TASK TO CARRY OUT
Each record below is to be copied word for word, with pictures removed.

DATASET
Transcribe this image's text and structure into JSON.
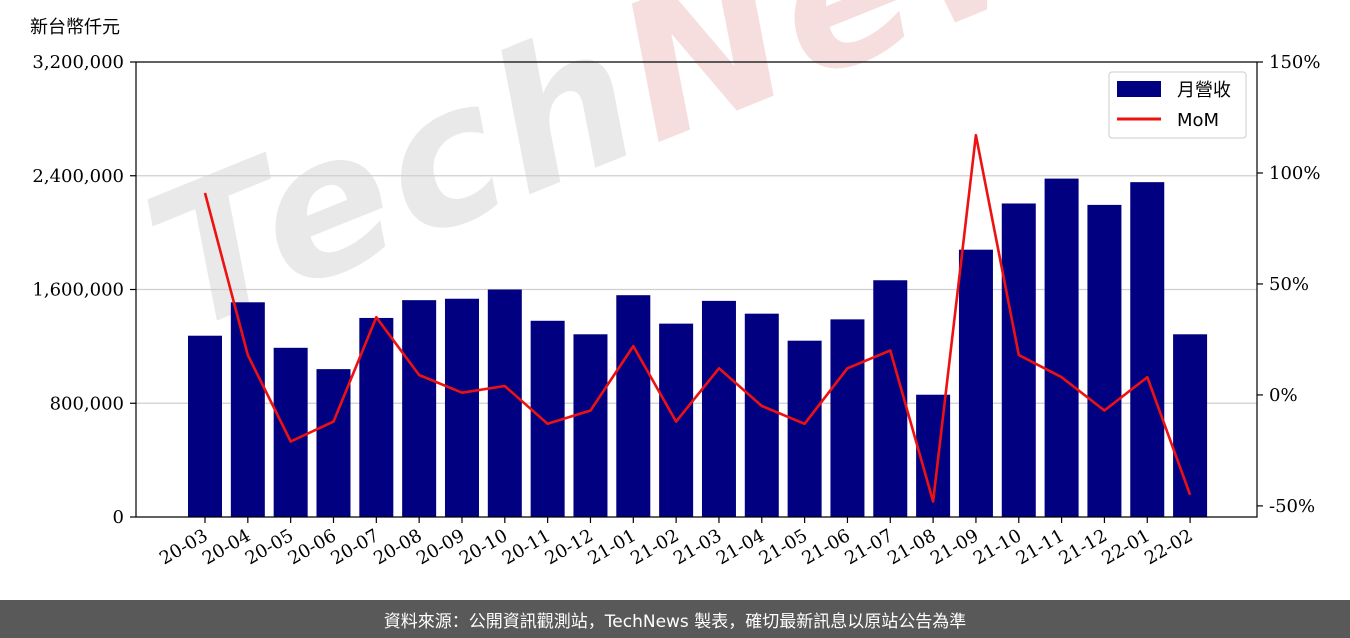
{
  "watermark": {
    "brand_a": "Tech",
    "brand_b": "News"
  },
  "footer": {
    "text": "資料來源：公開資訊觀測站，TechNews 製表，確切最新訊息以原站公告為準"
  },
  "chart_data": {
    "type": "bar+line",
    "y_unit_label": "新台幣仟元",
    "categories": [
      "20-03",
      "20-04",
      "20-05",
      "20-06",
      "20-07",
      "20-08",
      "20-09",
      "20-10",
      "20-11",
      "20-12",
      "21-01",
      "21-02",
      "21-03",
      "21-04",
      "21-05",
      "21-06",
      "21-07",
      "21-08",
      "21-09",
      "21-10",
      "21-11",
      "21-12",
      "22-01",
      "22-02"
    ],
    "series": [
      {
        "name": "月營收",
        "type": "bar",
        "axis": "left",
        "color": "#000080",
        "values": [
          1275000,
          1510000,
          1190000,
          1040000,
          1400000,
          1525000,
          1535000,
          1600000,
          1380000,
          1285000,
          1560000,
          1360000,
          1520000,
          1430000,
          1240000,
          1390000,
          1665000,
          860000,
          1880000,
          2205000,
          2380000,
          2195000,
          2355000,
          1285000
        ]
      },
      {
        "name": "MoM",
        "type": "line",
        "axis": "right",
        "color": "#ee1111",
        "values": [
          91,
          18,
          -21,
          -12,
          35,
          9,
          1,
          4,
          -13,
          -7,
          22,
          -12,
          12,
          -5,
          -13,
          12,
          20,
          -48,
          117,
          18,
          8,
          -7,
          8,
          -45
        ]
      }
    ],
    "left_axis": {
      "ylim": [
        0,
        3200000
      ],
      "ticks": [
        0,
        800000,
        1600000,
        2400000,
        3200000
      ],
      "tick_labels": [
        "0",
        "800,000",
        "1,600,000",
        "2,400,000",
        "3,200,000"
      ]
    },
    "right_axis": {
      "ylim": [
        -55,
        150
      ],
      "ticks": [
        -50,
        0,
        50,
        100,
        150
      ],
      "tick_labels": [
        "-50%",
        "0%",
        "50%",
        "100%",
        "150%"
      ]
    },
    "grid": true,
    "legend": "top-right"
  }
}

CORRECT RESPONSE
Transcribe this image's text and structure into JSON.
{
  "watermark": {
    "brand_a": "Tech",
    "brand_b": "News"
  },
  "footer": {
    "text": "資料來源：公開資訊觀測站，TechNews 製表，確切最新訊息以原站公告為準"
  },
  "chart_data": {
    "type": "bar+line",
    "y_unit_label": "新台幣仟元",
    "categories": [
      "20-03",
      "20-04",
      "20-05",
      "20-06",
      "20-07",
      "20-08",
      "20-09",
      "20-10",
      "20-11",
      "20-12",
      "21-01",
      "21-02",
      "21-03",
      "21-04",
      "21-05",
      "21-06",
      "21-07",
      "21-08",
      "21-09",
      "21-10",
      "21-11",
      "21-12",
      "22-01",
      "22-02"
    ],
    "series": [
      {
        "name": "月營收",
        "type": "bar",
        "axis": "left",
        "color": "#000080",
        "values": [
          1275000,
          1510000,
          1190000,
          1040000,
          1400000,
          1525000,
          1535000,
          1600000,
          1380000,
          1285000,
          1560000,
          1360000,
          1520000,
          1430000,
          1240000,
          1390000,
          1665000,
          860000,
          1880000,
          2205000,
          2380000,
          2195000,
          2355000,
          1285000
        ]
      },
      {
        "name": "MoM",
        "type": "line",
        "axis": "right",
        "color": "#ee1111",
        "values": [
          91,
          18,
          -21,
          -12,
          35,
          9,
          1,
          4,
          -13,
          -7,
          22,
          -12,
          12,
          -5,
          -13,
          12,
          20,
          -48,
          117,
          18,
          8,
          -7,
          8,
          -45
        ]
      }
    ],
    "left_axis": {
      "ylim": [
        0,
        3200000
      ],
      "ticks": [
        0,
        800000,
        1600000,
        2400000,
        3200000
      ],
      "tick_labels": [
        "0",
        "800,000",
        "1,600,000",
        "2,400,000",
        "3,200,000"
      ]
    },
    "right_axis": {
      "ylim": [
        -55,
        150
      ],
      "ticks": [
        -50,
        0,
        50,
        100,
        150
      ],
      "tick_labels": [
        "-50%",
        "0%",
        "50%",
        "100%",
        "150%"
      ]
    },
    "grid": true,
    "legend": "top-right"
  }
}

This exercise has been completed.